#### [TASK TO CARRY OUT]
Present the following entries again, word for word and in full.

==== RECORDS

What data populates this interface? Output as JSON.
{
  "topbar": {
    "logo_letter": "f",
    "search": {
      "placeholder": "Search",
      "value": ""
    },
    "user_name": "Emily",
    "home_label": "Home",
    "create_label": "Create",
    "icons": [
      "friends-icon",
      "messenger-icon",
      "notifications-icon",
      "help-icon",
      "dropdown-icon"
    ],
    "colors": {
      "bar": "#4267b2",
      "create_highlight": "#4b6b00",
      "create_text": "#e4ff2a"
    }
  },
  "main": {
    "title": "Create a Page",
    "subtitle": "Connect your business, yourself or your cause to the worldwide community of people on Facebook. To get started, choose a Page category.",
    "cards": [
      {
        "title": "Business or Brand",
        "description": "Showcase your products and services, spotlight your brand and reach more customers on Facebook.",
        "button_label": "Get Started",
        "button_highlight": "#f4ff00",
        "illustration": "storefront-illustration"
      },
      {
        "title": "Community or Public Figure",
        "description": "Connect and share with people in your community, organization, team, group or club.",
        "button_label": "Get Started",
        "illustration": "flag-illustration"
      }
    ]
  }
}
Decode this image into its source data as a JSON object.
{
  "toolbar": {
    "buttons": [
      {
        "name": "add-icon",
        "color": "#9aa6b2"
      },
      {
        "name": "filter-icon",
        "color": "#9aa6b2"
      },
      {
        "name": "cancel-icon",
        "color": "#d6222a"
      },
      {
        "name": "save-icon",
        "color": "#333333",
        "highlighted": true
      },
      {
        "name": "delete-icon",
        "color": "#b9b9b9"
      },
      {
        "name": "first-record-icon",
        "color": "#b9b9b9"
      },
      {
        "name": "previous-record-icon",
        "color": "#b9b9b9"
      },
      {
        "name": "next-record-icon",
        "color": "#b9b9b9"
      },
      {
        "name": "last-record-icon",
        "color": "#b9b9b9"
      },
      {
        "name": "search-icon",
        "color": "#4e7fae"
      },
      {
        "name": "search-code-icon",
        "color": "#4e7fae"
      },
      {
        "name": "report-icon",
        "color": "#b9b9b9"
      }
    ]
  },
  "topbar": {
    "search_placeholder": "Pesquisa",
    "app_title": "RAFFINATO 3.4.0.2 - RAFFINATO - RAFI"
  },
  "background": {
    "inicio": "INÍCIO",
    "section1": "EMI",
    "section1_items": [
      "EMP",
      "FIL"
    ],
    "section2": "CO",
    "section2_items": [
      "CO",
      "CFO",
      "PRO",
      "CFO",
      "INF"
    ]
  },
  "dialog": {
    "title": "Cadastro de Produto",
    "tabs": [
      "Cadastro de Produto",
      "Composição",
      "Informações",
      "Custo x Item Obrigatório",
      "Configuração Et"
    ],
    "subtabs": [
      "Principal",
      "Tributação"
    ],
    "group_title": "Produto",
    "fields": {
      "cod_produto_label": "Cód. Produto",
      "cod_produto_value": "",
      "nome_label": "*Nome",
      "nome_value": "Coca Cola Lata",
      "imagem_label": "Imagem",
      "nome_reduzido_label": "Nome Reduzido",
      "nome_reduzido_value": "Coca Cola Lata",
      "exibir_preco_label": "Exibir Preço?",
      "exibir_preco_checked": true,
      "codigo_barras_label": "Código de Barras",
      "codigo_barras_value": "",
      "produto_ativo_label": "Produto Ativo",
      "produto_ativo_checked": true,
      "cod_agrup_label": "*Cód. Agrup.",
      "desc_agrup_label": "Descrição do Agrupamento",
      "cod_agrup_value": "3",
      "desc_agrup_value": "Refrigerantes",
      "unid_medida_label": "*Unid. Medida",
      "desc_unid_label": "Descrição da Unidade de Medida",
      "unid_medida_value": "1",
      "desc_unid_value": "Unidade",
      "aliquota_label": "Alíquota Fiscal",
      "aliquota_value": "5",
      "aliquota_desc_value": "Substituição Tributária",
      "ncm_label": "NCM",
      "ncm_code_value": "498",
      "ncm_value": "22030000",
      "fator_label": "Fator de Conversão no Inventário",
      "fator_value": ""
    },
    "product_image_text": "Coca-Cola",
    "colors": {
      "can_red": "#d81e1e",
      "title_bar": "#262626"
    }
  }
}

========

#### [WRITTEN SOLUTION]
What data populates this interface? Output as JSON.
{
  "topbar": {
    "logo_letter": "f",
    "search": {
      "placeholder": "Search",
      "value": ""
    },
    "user_name": "Emily",
    "home_label": "Home",
    "create_label": "Create",
    "icons": [
      "friends-icon",
      "messenger-icon",
      "notifications-icon",
      "help-icon",
      "dropdown-icon"
    ],
    "colors": {
      "bar": "#4267b2",
      "create_highlight": "#4b6b00",
      "create_text": "#e4ff2a"
    }
  },
  "main": {
    "title": "Create a Page",
    "subtitle": "Connect your business, yourself or your cause to the worldwide community of people on Facebook. To get started, choose a Page category.",
    "cards": [
      {
        "title": "Business or Brand",
        "description": "Showcase your products and services, spotlight your brand and reach more customers on Facebook.",
        "button_label": "Get Started",
        "button_highlight": "#f4ff00",
        "illustration": "storefront-illustration"
      },
      {
        "title": "Community or Public Figure",
        "description": "Connect and share with people in your community, organization, team, group or club.",
        "button_label": "Get Started",
        "illustration": "flag-illustration"
      }
    ]
  }
}
Decode this image into its source data as a JSON object.
{
  "toolbar": {
    "buttons": [
      {
        "name": "add-icon",
        "color": "#9aa6b2"
      },
      {
        "name": "filter-icon",
        "color": "#9aa6b2"
      },
      {
        "name": "cancel-icon",
        "color": "#d6222a"
      },
      {
        "name": "save-icon",
        "color": "#333333",
        "highlighted": true
      },
      {
        "name": "delete-icon",
        "color": "#b9b9b9"
      },
      {
        "name": "first-record-icon",
        "color": "#b9b9b9"
      },
      {
        "name": "previous-record-icon",
        "color": "#b9b9b9"
      },
      {
        "name": "next-record-icon",
        "color": "#b9b9b9"
      },
      {
        "name": "last-record-icon",
        "color": "#b9b9b9"
      },
      {
        "name": "search-icon",
        "color": "#4e7fae"
      },
      {
        "name": "search-code-icon",
        "color": "#4e7fae"
      },
      {
        "name": "report-icon",
        "color": "#b9b9b9"
      }
    ]
  },
  "topbar": {
    "search_placeholder": "Pesquisa",
    "app_title": "RAFFINATO 3.4.0.2 - RAFFINATO - RAFI"
  },
  "background": {
    "inicio": "INÍCIO",
    "section1": "EMI",
    "section1_items": [
      "EMP",
      "FIL"
    ],
    "section2": "CO",
    "section2_items": [
      "CO",
      "CFO",
      "PRO",
      "CFO",
      "INF"
    ]
  },
  "dialog": {
    "title": "Cadastro de Produto",
    "tabs": [
      "Cadastro de Produto",
      "Composição",
      "Informações",
      "Custo x Item Obrigatório",
      "Configuração Et"
    ],
    "subtabs": [
      "Principal",
      "Tributação"
    ],
    "group_title": "Produto",
    "fields": {
      "cod_produto_label": "Cód. Produto",
      "cod_produto_value": "",
      "nome_label": "*Nome",
      "nome_value": "Coca Cola Lata",
      "imagem_label": "Imagem",
      "nome_reduzido_label": "Nome Reduzido",
      "nome_reduzido_value": "Coca Cola Lata",
      "exibir_preco_label": "Exibir Preço?",
      "exibir_preco_checked": true,
      "codigo_barras_label": "Código de Barras",
      "codigo_barras_value": "",
      "produto_ativo_label": "Produto Ativo",
      "produto_ativo_checked": true,
      "cod_agrup_label": "*Cód. Agrup.",
      "desc_agrup_label": "Descrição do Agrupamento",
      "cod_agrup_value": "3",
      "desc_agrup_value": "Refrigerantes",
      "unid_medida_label": "*Unid. Medida",
      "desc_unid_label": "Descrição da Unidade de Medida",
      "unid_medida_value": "1",
      "desc_unid_value": "Unidade",
      "aliquota_label": "Alíquota Fiscal",
      "aliquota_value": "5",
      "aliquota_desc_value": "Substituição Tributária",
      "ncm_label": "NCM",
      "ncm_code_value": "498",
      "ncm_value": "22030000",
      "fator_label": "Fator de Conversão no Inventário",
      "fator_value": ""
    },
    "product_image_text": "Coca-Cola",
    "colors": {
      "can_red": "#d81e1e",
      "title_bar": "#262626"
    }
  }
}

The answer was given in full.